* Stored data *
________

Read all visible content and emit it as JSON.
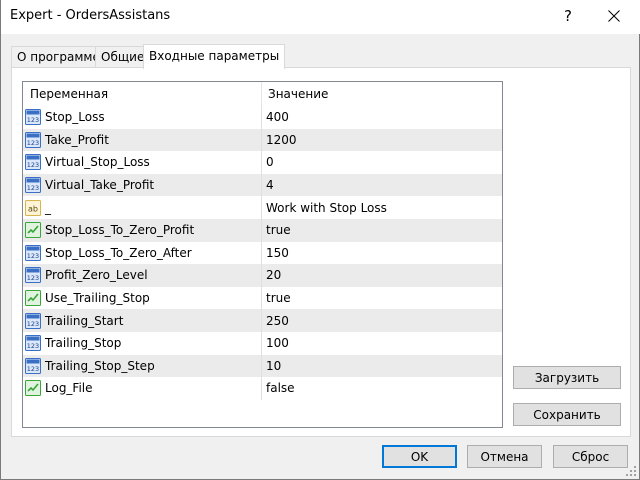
{
  "window": {
    "title": "Expert - OrdersAssistans",
    "help_label": "?"
  },
  "tabs": [
    {
      "label": "О программе",
      "active": false
    },
    {
      "label": "Общие",
      "active": false
    },
    {
      "label": "Входные параметры",
      "active": true
    }
  ],
  "grid": {
    "columns": [
      "Переменная",
      "Значение"
    ],
    "rows": [
      {
        "icon": "int-icon",
        "name": "Stop_Loss",
        "value": "400"
      },
      {
        "icon": "int-icon",
        "name": "Take_Profit",
        "value": "1200"
      },
      {
        "icon": "int-icon",
        "name": "Virtual_Stop_Loss",
        "value": "0"
      },
      {
        "icon": "int-icon",
        "name": "Virtual_Take_Profit",
        "value": "4"
      },
      {
        "icon": "string-icon",
        "name": "_",
        "value": "Work with Stop Loss"
      },
      {
        "icon": "bool-icon",
        "name": "Stop_Loss_To_Zero_Profit",
        "value": "true"
      },
      {
        "icon": "int-icon",
        "name": "Stop_Loss_To_Zero_After",
        "value": "150"
      },
      {
        "icon": "int-icon",
        "name": "Profit_Zero_Level",
        "value": "20"
      },
      {
        "icon": "bool-icon",
        "name": "Use_Trailing_Stop",
        "value": "true"
      },
      {
        "icon": "int-icon",
        "name": "Trailing_Start",
        "value": "250"
      },
      {
        "icon": "int-icon",
        "name": "Trailing_Stop",
        "value": "100"
      },
      {
        "icon": "int-icon",
        "name": "Trailing_Stop_Step",
        "value": "10"
      },
      {
        "icon": "bool-icon",
        "name": "Log_File",
        "value": "false"
      }
    ]
  },
  "side_buttons": {
    "load": "Загрузить",
    "save": "Сохранить"
  },
  "footer_buttons": {
    "ok": "OK",
    "cancel": "Отмена",
    "reset": "Сброс"
  },
  "colors": {
    "default_button_border": "#0078d7",
    "int_icon": "#3a6fc4",
    "string_icon": "#d9b44a",
    "bool_icon": "#3aa53a"
  }
}
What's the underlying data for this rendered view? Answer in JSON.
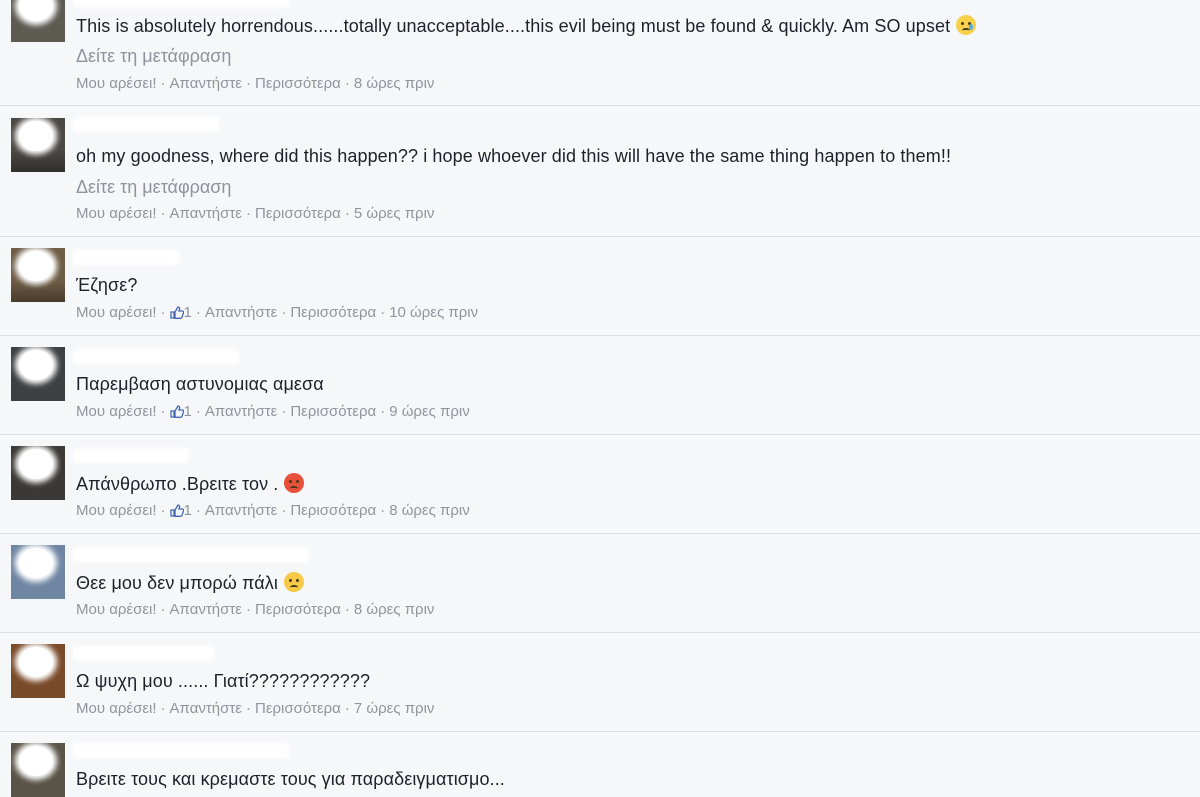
{
  "actions": {
    "like": "Μου αρέσει!",
    "reply": "Απαντήστε",
    "more": "Περισσότερα",
    "separator": "·"
  },
  "comments": [
    {
      "text": "This is absolutely horrendous......totally unacceptable....this evil being must be found & quickly. Am SO upset",
      "emoji": "crying-face-icon",
      "translate": "Δείτε τη μετάφραση",
      "time": "8 ώρες πριν"
    },
    {
      "text": "oh my goodness, where did this happen?? i hope whoever did this will have the same thing happen to them!!",
      "translate": "Δείτε τη μετάφραση",
      "time": "5 ώρες πριν"
    },
    {
      "text": "Έζησε?",
      "likes": "1",
      "time": "10 ώρες πριν"
    },
    {
      "text": "Παρεμβαση αστυνομιας αμεσα",
      "likes": "1",
      "time": "9 ώρες πριν"
    },
    {
      "text": "Απάνθρωπο .Βρειτε τον .",
      "emoji": "angry-face-icon",
      "likes": "1",
      "time": "8 ώρες πριν"
    },
    {
      "text": "Θεε μου δεν μπορώ πάλι",
      "emoji": "worried-face-icon",
      "time": "8 ώρες πριν"
    },
    {
      "text": "Ω ψυχη μου ...... Γιατί????????????",
      "time": "7 ώρες πριν"
    },
    {
      "text": "Βρειτε τους και κρεμαστε τους για παραδειγματισμο..."
    }
  ],
  "colors": {
    "background": "#f6f7f9",
    "text": "#1d2129",
    "meta": "#90949c",
    "divider": "#dddfe2"
  }
}
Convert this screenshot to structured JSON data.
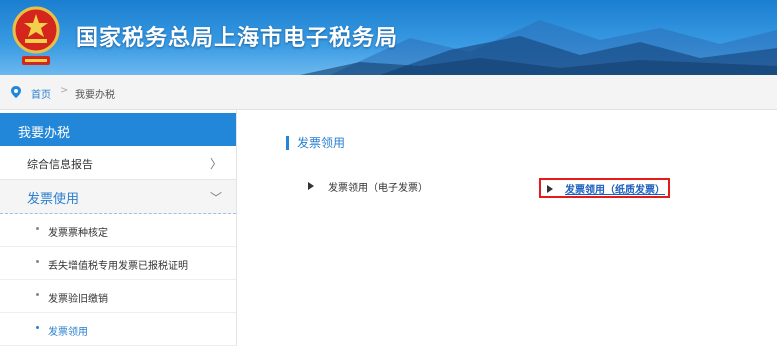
{
  "header": {
    "title": "国家税务总局上海市电子税务局",
    "emblem_icon": "national-emblem-icon",
    "colors": {
      "banner": "#2287d8",
      "mountain": "#1b4f8a"
    }
  },
  "breadcrumb": {
    "home": "首页",
    "separator": ">",
    "current": "我要办税"
  },
  "sidebar": {
    "header": "我要办税",
    "items": [
      {
        "label": "综合信息报告",
        "chevron": "〉"
      },
      {
        "label": "发票使用",
        "chevron": "﹀"
      }
    ],
    "subitems": [
      {
        "label": "发票票种核定"
      },
      {
        "label": "丢失增值税专用发票已报税证明"
      },
      {
        "label": "发票验旧缴销"
      },
      {
        "label": "发票领用",
        "active": true
      }
    ]
  },
  "main": {
    "title": "发票领用",
    "options": [
      {
        "label": "发票领用（电子发票）"
      },
      {
        "label": "发票领用（纸质发票）",
        "highlighted": true,
        "highlight_color": "#e31b1b"
      }
    ]
  }
}
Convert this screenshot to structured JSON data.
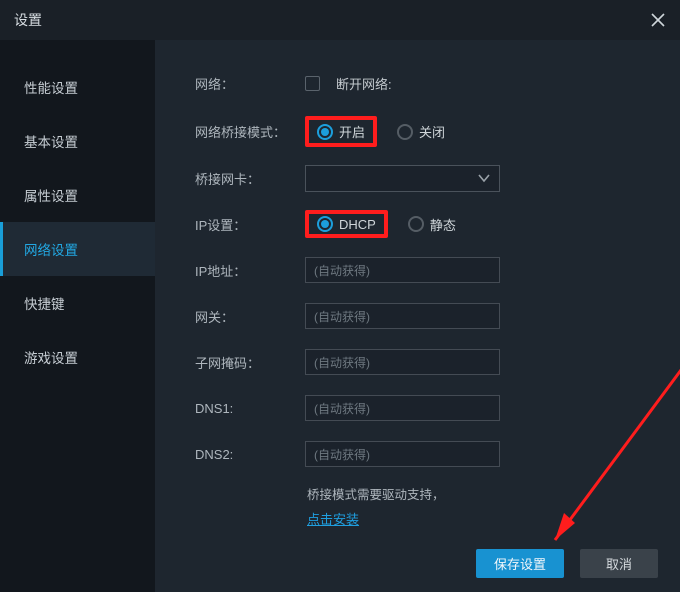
{
  "window": {
    "title": "设置"
  },
  "sidebar": {
    "items": [
      {
        "label": "性能设置"
      },
      {
        "label": "基本设置"
      },
      {
        "label": "属性设置"
      },
      {
        "label": "网络设置"
      },
      {
        "label": "快捷键"
      },
      {
        "label": "游戏设置"
      }
    ],
    "active_index": 3
  },
  "form": {
    "network_label": "网络：",
    "disconnect_label": "断开网络:",
    "disconnect_checked": false,
    "bridge_mode_label": "网络桥接模式：",
    "bridge_on_label": "开启",
    "bridge_off_label": "关闭",
    "bridge_mode": "on",
    "nic_label": "桥接网卡：",
    "nic_value": "",
    "ip_setting_label": "IP设置：",
    "ip_dhcp_label": "DHCP",
    "ip_static_label": "静态",
    "ip_mode": "dhcp",
    "ip_addr_label": "IP地址：",
    "gateway_label": "网关：",
    "subnet_label": "子网掩码：",
    "dns1_label": "DNS1:",
    "dns2_label": "DNS2:",
    "auto_placeholder": "(自动获得)",
    "note_line1": "桥接模式需要驱动支持，",
    "note_link": "点击安装"
  },
  "buttons": {
    "save": "保存设置",
    "cancel": "取消"
  },
  "colors": {
    "accent": "#1c9fdd",
    "highlight": "#ff1d1d",
    "arrow": "#ff1d1d"
  }
}
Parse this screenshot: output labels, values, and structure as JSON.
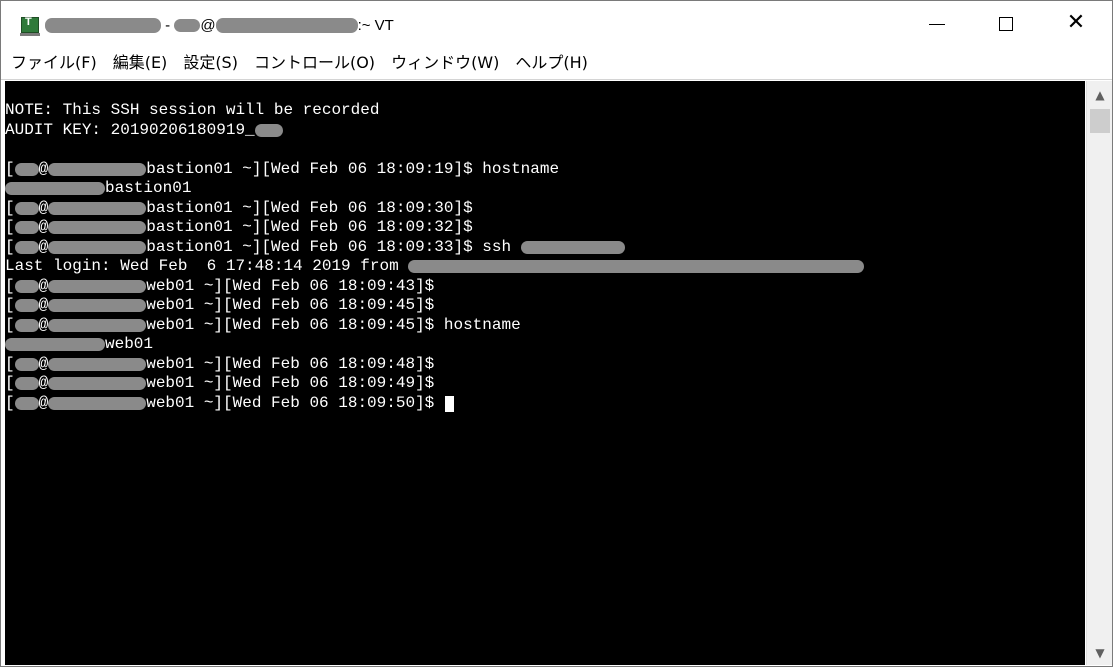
{
  "window": {
    "title_sep1": " - ",
    "title_at": "@",
    "title_suffix": ":~ VT",
    "minimize_glyph": "",
    "close_glyph": "✕"
  },
  "menu": {
    "items": [
      "ファイル(F)",
      "編集(E)",
      "設定(S)",
      "コントロール(O)",
      "ウィンドウ(W)",
      "ヘルプ(H)"
    ]
  },
  "terminal": {
    "note": "NOTE: This SSH session will be recorded",
    "audit_prefix": "AUDIT KEY: 20190206180919_",
    "l1_host": "bastion01 ~][Wed Feb 06 18:09:19]$ hostname",
    "l2": "bastion01",
    "l3_host": "bastion01 ~][Wed Feb 06 18:09:30]$",
    "l4_host": "bastion01 ~][Wed Feb 06 18:09:32]$",
    "l5_host": "bastion01 ~][Wed Feb 06 18:09:33]$ ssh ",
    "last_login": "Last login: Wed Feb  6 17:48:14 2019 from ",
    "l7_host": "web01 ~][Wed Feb 06 18:09:43]$",
    "l8_host": "web01 ~][Wed Feb 06 18:09:45]$",
    "l9_host": "web01 ~][Wed Feb 06 18:09:45]$ hostname",
    "l10": "web01",
    "l11_host": "web01 ~][Wed Feb 06 18:09:48]$",
    "l12_host": "web01 ~][Wed Feb 06 18:09:49]$",
    "l13_host": "web01 ~][Wed Feb 06 18:09:50]$ ",
    "bracket": "[",
    "at": "@"
  },
  "scrollbar": {
    "up_glyph": "▲",
    "down_glyph": "▼"
  }
}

________

* Exercise details *
Leave out the pictures and return every record word for word.

* Solution below *
Read all visible content and emit it as JSON.
{
  "window": {
    "title": "Expert - OrdersAssistans",
    "help_label": "?"
  },
  "tabs": [
    {
      "label": "О программе",
      "active": false
    },
    {
      "label": "Общие",
      "active": false
    },
    {
      "label": "Входные параметры",
      "active": true
    }
  ],
  "grid": {
    "columns": [
      "Переменная",
      "Значение"
    ],
    "rows": [
      {
        "icon": "int-icon",
        "name": "Stop_Loss",
        "value": "400"
      },
      {
        "icon": "int-icon",
        "name": "Take_Profit",
        "value": "1200"
      },
      {
        "icon": "int-icon",
        "name": "Virtual_Stop_Loss",
        "value": "0"
      },
      {
        "icon": "int-icon",
        "name": "Virtual_Take_Profit",
        "value": "4"
      },
      {
        "icon": "string-icon",
        "name": "_",
        "value": "Work with Stop Loss"
      },
      {
        "icon": "bool-icon",
        "name": "Stop_Loss_To_Zero_Profit",
        "value": "true"
      },
      {
        "icon": "int-icon",
        "name": "Stop_Loss_To_Zero_After",
        "value": "150"
      },
      {
        "icon": "int-icon",
        "name": "Profit_Zero_Level",
        "value": "20"
      },
      {
        "icon": "bool-icon",
        "name": "Use_Trailing_Stop",
        "value": "true"
      },
      {
        "icon": "int-icon",
        "name": "Trailing_Start",
        "value": "250"
      },
      {
        "icon": "int-icon",
        "name": "Trailing_Stop",
        "value": "100"
      },
      {
        "icon": "int-icon",
        "name": "Trailing_Stop_Step",
        "value": "10"
      },
      {
        "icon": "bool-icon",
        "name": "Log_File",
        "value": "false"
      }
    ]
  },
  "side_buttons": {
    "load": "Загрузить",
    "save": "Сохранить"
  },
  "footer_buttons": {
    "ok": "OK",
    "cancel": "Отмена",
    "reset": "Сброс"
  },
  "colors": {
    "default_button_border": "#0078d7",
    "int_icon": "#3a6fc4",
    "string_icon": "#d9b44a",
    "bool_icon": "#3aa53a"
  }
}
What's the underlying data for this rendered view? Answer in JSON.
{
  "actions": {
    "like": "Μου αρέσει!",
    "reply": "Απαντήστε",
    "more": "Περισσότερα",
    "separator": "·"
  },
  "comments": [
    {
      "text": "This is absolutely horrendous......totally unacceptable....this evil being must be found & quickly. Am SO upset",
      "emoji": "crying-face-icon",
      "translate": "Δείτε τη μετάφραση",
      "time": "8 ώρες πριν"
    },
    {
      "text": "oh my goodness, where did this happen?? i hope whoever did this will have the same thing happen to them!!",
      "translate": "Δείτε τη μετάφραση",
      "time": "5 ώρες πριν"
    },
    {
      "text": "Έζησε?",
      "likes": "1",
      "time": "10 ώρες πριν"
    },
    {
      "text": "Παρεμβαση αστυνομιας αμεσα",
      "likes": "1",
      "time": "9 ώρες πριν"
    },
    {
      "text": "Απάνθρωπο .Βρειτε τον .",
      "emoji": "angry-face-icon",
      "likes": "1",
      "time": "8 ώρες πριν"
    },
    {
      "text": "Θεε μου δεν μπορώ πάλι",
      "emoji": "worried-face-icon",
      "time": "8 ώρες πριν"
    },
    {
      "text": "Ω ψυχη μου ...... Γιατί????????????",
      "time": "7 ώρες πριν"
    },
    {
      "text": "Βρειτε τους και κρεμαστε τους για παραδειγματισμο..."
    }
  ],
  "colors": {
    "background": "#f6f7f9",
    "text": "#1d2129",
    "meta": "#90949c",
    "divider": "#dddfe2"
  }
}
Convert this screenshot to structured JSON data.
{
  "header": {
    "title": "国家税务总局上海市电子税务局",
    "emblem_icon": "national-emblem-icon",
    "colors": {
      "banner": "#2287d8",
      "mountain": "#1b4f8a"
    }
  },
  "breadcrumb": {
    "home": "首页",
    "separator": ">",
    "current": "我要办税"
  },
  "sidebar": {
    "header": "我要办税",
    "items": [
      {
        "label": "综合信息报告",
        "chevron": "〉"
      },
      {
        "label": "发票使用",
        "chevron": "﹀"
      }
    ],
    "subitems": [
      {
        "label": "发票票种核定"
      },
      {
        "label": "丢失增值税专用发票已报税证明"
      },
      {
        "label": "发票验旧缴销"
      },
      {
        "label": "发票领用",
        "active": true
      }
    ]
  },
  "main": {
    "title": "发票领用",
    "options": [
      {
        "label": "发票领用（电子发票）"
      },
      {
        "label": "发票领用（纸质发票）",
        "highlighted": true,
        "highlight_color": "#e31b1b"
      }
    ]
  }
}
Convert this screenshot to structured JSON data.
{
  "window": {
    "title": "设置"
  },
  "sidebar": {
    "items": [
      {
        "label": "性能设置"
      },
      {
        "label": "基本设置"
      },
      {
        "label": "属性设置"
      },
      {
        "label": "网络设置"
      },
      {
        "label": "快捷键"
      },
      {
        "label": "游戏设置"
      }
    ],
    "active_index": 3
  },
  "form": {
    "network_label": "网络：",
    "disconnect_label": "断开网络:",
    "disconnect_checked": false,
    "bridge_mode_label": "网络桥接模式：",
    "bridge_on_label": "开启",
    "bridge_off_label": "关闭",
    "bridge_mode": "on",
    "nic_label": "桥接网卡：",
    "nic_value": "",
    "ip_setting_label": "IP设置：",
    "ip_dhcp_label": "DHCP",
    "ip_static_label": "静态",
    "ip_mode": "dhcp",
    "ip_addr_label": "IP地址：",
    "gateway_label": "网关：",
    "subnet_label": "子网掩码：",
    "dns1_label": "DNS1:",
    "dns2_label": "DNS2:",
    "auto_placeholder": "(自动获得)",
    "note_line1": "桥接模式需要驱动支持，",
    "note_link": "点击安装"
  },
  "buttons": {
    "save": "保存设置",
    "cancel": "取消"
  },
  "colors": {
    "accent": "#1c9fdd",
    "highlight": "#ff1d1d",
    "arrow": "#ff1d1d"
  }
}
Parse this screenshot: output labels, values, and structure as JSON.
{
  "window": {
    "title_sep1": " - ",
    "title_at": "@",
    "title_suffix": ":~ VT",
    "minimize_glyph": "",
    "close_glyph": "✕"
  },
  "menu": {
    "items": [
      "ファイル(F)",
      "編集(E)",
      "設定(S)",
      "コントロール(O)",
      "ウィンドウ(W)",
      "ヘルプ(H)"
    ]
  },
  "terminal": {
    "note": "NOTE: This SSH session will be recorded",
    "audit_prefix": "AUDIT KEY: 20190206180919_",
    "l1_host": "bastion01 ~][Wed Feb 06 18:09:19]$ hostname",
    "l2": "bastion01",
    "l3_host": "bastion01 ~][Wed Feb 06 18:09:30]$",
    "l4_host": "bastion01 ~][Wed Feb 06 18:09:32]$",
    "l5_host": "bastion01 ~][Wed Feb 06 18:09:33]$ ssh ",
    "last_login": "Last login: Wed Feb  6 17:48:14 2019 from ",
    "l7_host": "web01 ~][Wed Feb 06 18:09:43]$",
    "l8_host": "web01 ~][Wed Feb 06 18:09:45]$",
    "l9_host": "web01 ~][Wed Feb 06 18:09:45]$ hostname",
    "l10": "web01",
    "l11_host": "web01 ~][Wed Feb 06 18:09:48]$",
    "l12_host": "web01 ~][Wed Feb 06 18:09:49]$",
    "l13_host": "web01 ~][Wed Feb 06 18:09:50]$ ",
    "bracket": "[",
    "at": "@"
  },
  "scrollbar": {
    "up_glyph": "▲",
    "down_glyph": "▼"
  }
}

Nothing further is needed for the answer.